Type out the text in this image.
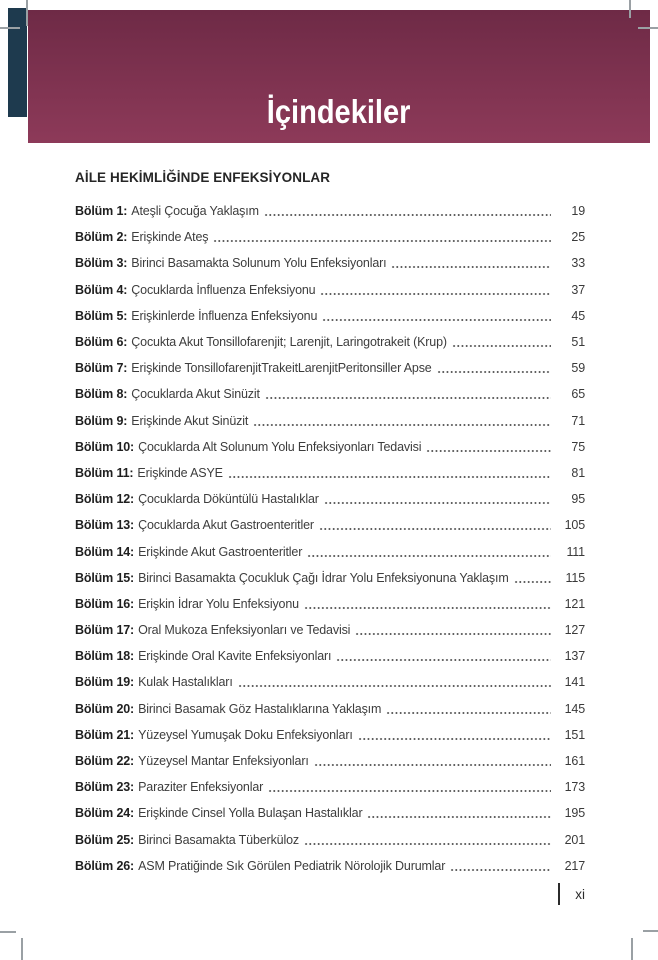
İçindekiler
AİLE HEKİMLİĞİNDE ENFEKSİYONLAR
Bölüm 1: Ateşli Çocuğa Yaklaşım	19
Bölüm 2: Erişkinde Ateş	25
Bölüm 3: Birinci Basamakta Solunum Yolu Enfeksiyonları	33
Bölüm 4: Çocuklarda İnfluenza Enfeksiyonu	37
Bölüm 5: Erişkinlerde İnfluenza Enfeksiyonu	45
Bölüm 6: Çocukta Akut Tonsillofarenjit; Larenjit, Laringotrakeit (Krup)	51
Bölüm 7: Erişkinde TonsillofarenjitTrakeitLarenjitPeritonsiller Apse	59
Bölüm 8: Çocuklarda Akut Sinüzit	65
Bölüm 9: Erişkinde Akut Sinüzit	71
Bölüm 10: Çocuklarda Alt Solunum Yolu Enfeksiyonları Tedavisi	75
Bölüm 11: Erişkinde ASYE	81
Bölüm 12: Çocuklarda Döküntülü Hastalıklar	95
Bölüm 13: Çocuklarda Akut Gastroenteritler	105
Bölüm 14: Erişkinde Akut Gastroenteritler	111
Bölüm 15: Birinci Basamakta Çocukluk Çağı İdrar Yolu Enfeksiyonuna Yaklaşım	115
Bölüm 16: Erişkin İdrar Yolu Enfeksiyonu	121
Bölüm 17: Oral Mukoza Enfeksiyonları ve Tedavisi	127
Bölüm 18: Erişkinde Oral Kavite Enfeksiyonları	137
Bölüm 19: Kulak Hastalıkları	141
Bölüm 20: Birinci Basamak Göz Hastalıklarına Yaklaşım	145
Bölüm 21: Yüzeysel Yumuşak Doku Enfeksiyonları	151
Bölüm 22: Yüzeysel Mantar Enfeksiyonları	161
Bölüm 23: Paraziter Enfeksiyonlar	173
Bölüm 24: Erişkinde Cinsel Yolla Bulaşan Hastalıklar	195
Bölüm 25: Birinci Basamakta Tüberküloz	201
Bölüm 26: ASM Pratiğinde Sık Görülen Pediatrik Nörolojik Durumlar	217
xi
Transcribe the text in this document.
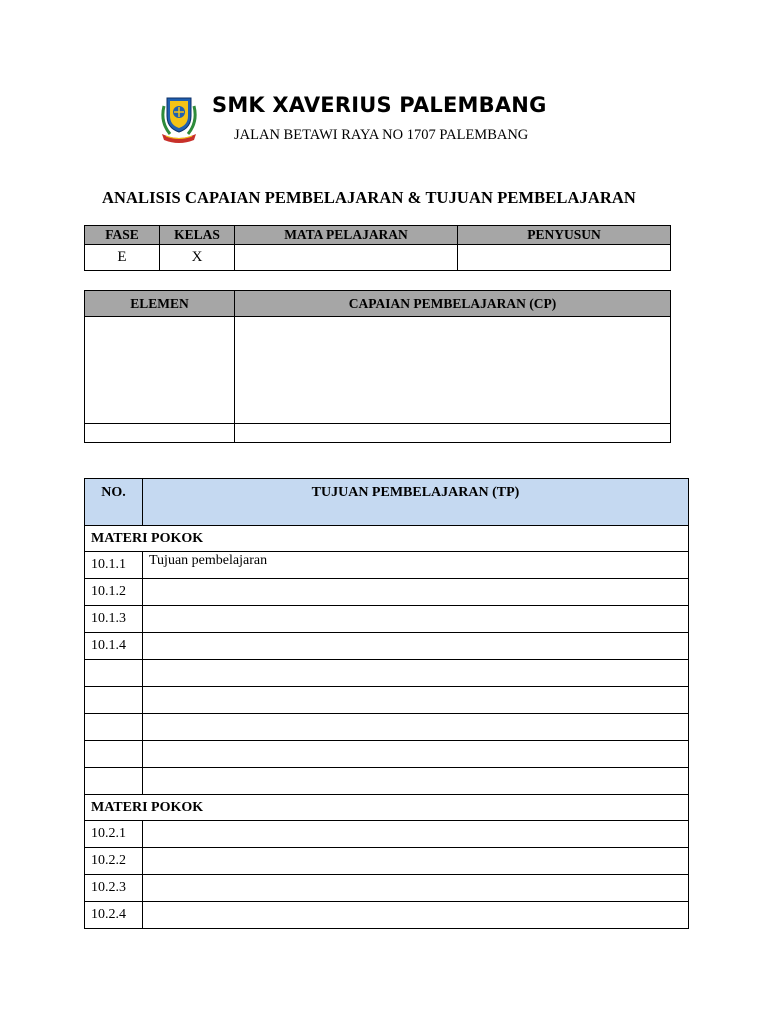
SMK XAVERIUS PALEMBANG
JALAN BETAWI RAYA NO 1707 PALEMBANG
ANALISIS CAPAIAN PEMBELAJARAN & TUJUAN PEMBELAJARAN
FASE	KELAS	MATA PELAJARAN	PENYUSUN
E	X		
ELEMEN	CAPAIAN PEMBELAJARAN (CP)

NO.	TUJUAN PEMBELAJARAN (TP)
MATERI POKOK	
10.1.1	Tujuan pembelajaran
10.1.2	
10.1.3	
10.1.4	

MATERI POKOK	
10.2.1	
10.2.2	
10.2.3	
10.2.4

Instruction
Lines from the records above that hold "Erişkinde" are the ones to list.

Task answer
Bölüm 2: Erişkinde Ateş	25
Bölüm 7: Erişkinde TonsillofarenjitTrakeitLarenjitPeritonsiller Apse	59
Bölüm 9: Erişkinde Akut Sinüzit	71
Bölüm 11: Erişkinde ASYE	81
Bölüm 14: Erişkinde Akut Gastroenteritler	111
Bölüm 18: Erişkinde Oral Kavite Enfeksiyonları	137
Bölüm 24: Erişkinde Cinsel Yolla Bulaşan Hastalıklar	195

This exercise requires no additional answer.